TEXT BLOCK:

┌──

It’s interesting. Congress had established a program to support breast cancer research and we received a grant from the Army to develop DBT. So the Army was funding breast cancer research projects. This money allowed General Electric to build the first prototype for us. Then we started doing images of volunteers in 2000. And we were able to show almost right away that tomosynthesis could find more cancers than we were finding with two-dimensional mammography and also eliminated some of the problems that come with two-dimensional mammography.
How does tomosynthesis work?
If you can imagine a book that has clear pages, the print is on the pages but the pages themselves are clear. You can hold a book up to the light and see all the words, all the way through the book, but they superimpose one on top of the other. It makes it very difficult to read the words. A conventional 2D mammogram is the whole book. You're seeing from one side of the breast to the other, and tissue structures on one side superimpose on tissue structures all the way through – and they can hide cancers. In addition, they can superimpose and look like there's a cancer when in fact it's just normal tissue adding up.
With DBT, we're able to create the pages of the book so that you can look through the breast, essentially one page or one plane at a time, and see cancers with much greater clarity. We can see some cancers that were hidden by the normal tissue. A side benefit is that normal tissue that looked like it might be a cancer, because it was superimposing, disappears on tomosynthesis because you no longer have superimposing tissues.
Is this type of screening beneficial for all women or just those with dense breast tissue?
DBT makes it easier to find small cancers in women with all tissue types, including women with all fatty tissue. What can look like a vague, unimportant shadow in a fatty breast on 2D mammography becomes highly suspicious ‘spiculated’ mass on DBT. DBT will replace 2D mammography for screening all women because it is a better mammogram.
How does this affect recall rates?

└──

Bounding box prediction data:

┌──

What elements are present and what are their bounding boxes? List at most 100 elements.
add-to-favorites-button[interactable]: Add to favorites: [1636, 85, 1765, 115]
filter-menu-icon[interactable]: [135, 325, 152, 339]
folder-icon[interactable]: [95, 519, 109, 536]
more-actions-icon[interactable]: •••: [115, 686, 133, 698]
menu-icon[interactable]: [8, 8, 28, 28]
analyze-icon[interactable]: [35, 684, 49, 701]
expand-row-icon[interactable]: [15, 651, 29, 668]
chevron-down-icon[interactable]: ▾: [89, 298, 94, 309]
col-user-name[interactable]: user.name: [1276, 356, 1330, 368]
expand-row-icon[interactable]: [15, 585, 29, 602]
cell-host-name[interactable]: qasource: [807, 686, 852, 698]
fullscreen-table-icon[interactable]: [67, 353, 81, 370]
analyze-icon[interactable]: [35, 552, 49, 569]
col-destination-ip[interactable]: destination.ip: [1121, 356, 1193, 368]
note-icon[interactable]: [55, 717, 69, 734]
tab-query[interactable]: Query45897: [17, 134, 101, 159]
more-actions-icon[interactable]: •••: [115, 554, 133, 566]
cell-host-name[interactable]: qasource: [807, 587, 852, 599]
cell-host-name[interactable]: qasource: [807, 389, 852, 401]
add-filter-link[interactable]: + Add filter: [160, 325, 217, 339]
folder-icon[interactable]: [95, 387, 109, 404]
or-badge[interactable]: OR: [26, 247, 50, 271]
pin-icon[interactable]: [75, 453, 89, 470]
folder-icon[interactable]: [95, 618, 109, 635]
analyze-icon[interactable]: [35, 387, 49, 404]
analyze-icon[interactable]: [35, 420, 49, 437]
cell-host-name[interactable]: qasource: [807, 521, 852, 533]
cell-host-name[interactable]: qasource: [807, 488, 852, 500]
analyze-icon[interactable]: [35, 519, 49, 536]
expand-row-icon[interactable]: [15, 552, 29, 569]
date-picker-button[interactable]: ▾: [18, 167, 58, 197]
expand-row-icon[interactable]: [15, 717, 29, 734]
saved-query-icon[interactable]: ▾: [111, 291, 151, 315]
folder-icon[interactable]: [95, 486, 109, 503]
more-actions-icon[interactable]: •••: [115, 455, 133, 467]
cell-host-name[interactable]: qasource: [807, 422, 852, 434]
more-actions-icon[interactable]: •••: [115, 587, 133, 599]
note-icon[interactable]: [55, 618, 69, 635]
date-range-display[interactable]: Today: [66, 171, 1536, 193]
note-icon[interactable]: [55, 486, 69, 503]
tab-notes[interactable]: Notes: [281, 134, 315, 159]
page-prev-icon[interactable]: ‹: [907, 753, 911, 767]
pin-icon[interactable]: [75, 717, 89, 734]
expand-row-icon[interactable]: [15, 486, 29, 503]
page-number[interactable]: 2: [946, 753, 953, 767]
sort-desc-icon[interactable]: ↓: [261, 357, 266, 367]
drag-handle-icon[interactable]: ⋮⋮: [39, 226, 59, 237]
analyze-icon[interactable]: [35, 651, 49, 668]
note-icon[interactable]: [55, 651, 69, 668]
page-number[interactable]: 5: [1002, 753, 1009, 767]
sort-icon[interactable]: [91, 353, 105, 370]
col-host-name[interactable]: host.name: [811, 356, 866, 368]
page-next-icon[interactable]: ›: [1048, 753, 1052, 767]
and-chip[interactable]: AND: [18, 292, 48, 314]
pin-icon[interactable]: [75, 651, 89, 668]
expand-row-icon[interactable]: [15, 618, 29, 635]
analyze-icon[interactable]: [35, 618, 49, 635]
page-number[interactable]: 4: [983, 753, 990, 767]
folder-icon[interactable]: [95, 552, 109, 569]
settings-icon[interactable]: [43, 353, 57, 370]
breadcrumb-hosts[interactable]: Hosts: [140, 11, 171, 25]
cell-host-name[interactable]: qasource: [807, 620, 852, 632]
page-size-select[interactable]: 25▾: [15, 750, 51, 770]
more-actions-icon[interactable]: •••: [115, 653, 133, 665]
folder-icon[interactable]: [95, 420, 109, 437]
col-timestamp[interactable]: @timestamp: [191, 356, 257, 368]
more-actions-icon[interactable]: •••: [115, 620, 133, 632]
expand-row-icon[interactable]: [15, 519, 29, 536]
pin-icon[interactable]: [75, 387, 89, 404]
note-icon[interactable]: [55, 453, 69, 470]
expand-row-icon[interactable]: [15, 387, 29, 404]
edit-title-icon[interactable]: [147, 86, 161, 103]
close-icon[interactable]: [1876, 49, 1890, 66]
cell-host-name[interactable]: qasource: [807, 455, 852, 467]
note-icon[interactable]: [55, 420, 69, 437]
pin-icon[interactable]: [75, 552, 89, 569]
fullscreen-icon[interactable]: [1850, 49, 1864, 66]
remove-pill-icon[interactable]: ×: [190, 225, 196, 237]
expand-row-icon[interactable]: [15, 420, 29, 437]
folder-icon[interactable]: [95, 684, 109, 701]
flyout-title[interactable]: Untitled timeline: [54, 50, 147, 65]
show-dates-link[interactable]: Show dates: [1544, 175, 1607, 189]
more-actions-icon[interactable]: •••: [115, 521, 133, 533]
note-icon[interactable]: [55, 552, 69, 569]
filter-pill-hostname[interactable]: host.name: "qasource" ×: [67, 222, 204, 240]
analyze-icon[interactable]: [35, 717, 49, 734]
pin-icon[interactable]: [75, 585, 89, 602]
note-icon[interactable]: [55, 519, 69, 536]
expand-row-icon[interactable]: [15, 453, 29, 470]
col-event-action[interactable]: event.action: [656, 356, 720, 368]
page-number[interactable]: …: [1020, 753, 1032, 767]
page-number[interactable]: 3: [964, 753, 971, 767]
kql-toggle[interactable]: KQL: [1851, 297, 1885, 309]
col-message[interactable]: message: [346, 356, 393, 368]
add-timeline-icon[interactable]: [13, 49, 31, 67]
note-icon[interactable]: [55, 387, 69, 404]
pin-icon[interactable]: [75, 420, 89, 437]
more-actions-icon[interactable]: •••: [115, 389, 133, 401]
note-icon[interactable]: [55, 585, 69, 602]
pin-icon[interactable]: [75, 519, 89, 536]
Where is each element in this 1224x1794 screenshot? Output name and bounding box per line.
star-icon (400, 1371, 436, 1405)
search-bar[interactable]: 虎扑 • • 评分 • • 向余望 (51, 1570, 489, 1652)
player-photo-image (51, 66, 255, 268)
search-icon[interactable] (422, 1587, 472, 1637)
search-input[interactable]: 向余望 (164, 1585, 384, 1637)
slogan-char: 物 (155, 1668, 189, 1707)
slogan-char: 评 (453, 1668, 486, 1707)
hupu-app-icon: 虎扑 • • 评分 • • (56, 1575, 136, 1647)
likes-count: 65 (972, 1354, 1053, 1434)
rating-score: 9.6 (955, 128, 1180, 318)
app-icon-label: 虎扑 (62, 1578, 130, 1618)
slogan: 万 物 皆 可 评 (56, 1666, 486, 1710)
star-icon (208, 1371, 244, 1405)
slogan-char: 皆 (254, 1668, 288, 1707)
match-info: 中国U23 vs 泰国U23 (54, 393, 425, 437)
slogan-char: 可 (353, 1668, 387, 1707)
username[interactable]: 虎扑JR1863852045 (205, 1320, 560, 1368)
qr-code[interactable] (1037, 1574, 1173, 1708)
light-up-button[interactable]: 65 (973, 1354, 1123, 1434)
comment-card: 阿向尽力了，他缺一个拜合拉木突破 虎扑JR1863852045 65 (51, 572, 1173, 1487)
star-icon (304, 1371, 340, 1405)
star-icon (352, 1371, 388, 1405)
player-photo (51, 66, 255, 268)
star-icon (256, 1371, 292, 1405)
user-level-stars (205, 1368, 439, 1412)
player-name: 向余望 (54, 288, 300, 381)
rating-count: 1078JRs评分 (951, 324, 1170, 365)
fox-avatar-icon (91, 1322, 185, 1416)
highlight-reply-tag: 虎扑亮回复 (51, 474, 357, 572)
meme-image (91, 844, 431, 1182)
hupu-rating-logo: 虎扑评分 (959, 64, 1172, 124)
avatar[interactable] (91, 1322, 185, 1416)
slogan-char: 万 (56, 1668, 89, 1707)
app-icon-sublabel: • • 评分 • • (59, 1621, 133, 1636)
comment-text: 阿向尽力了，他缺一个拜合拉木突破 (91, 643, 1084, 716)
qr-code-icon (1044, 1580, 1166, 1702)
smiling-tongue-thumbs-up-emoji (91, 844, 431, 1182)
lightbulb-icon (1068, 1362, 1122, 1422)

└──

TASKS TO PERFORM:
**A)** Name every organization or institution mentioned in the tomosynthesis text.
**B)** Please quote the tomosynthesis text from "Is this type" up to and including "affect recall rates?".
Work from the tomosynthesis text alone.

ANSWERS FOR EACH ITEM:
**A)** Congress, the Army, General Electric

**B)**
Is this type of screening beneficial for all women or just those with dense breast tissue?
DBT makes it easier to find small cancers in women with all tissue types, including women with all fatty tissue. What can look like a vague, unimportant shadow in a fatty breast on 2D mammography becomes highly suspicious ‘spiculated’ mass on DBT. DBT will replace 2D mammography for screening all women because it is a better mammogram.
How does this affect recall rates?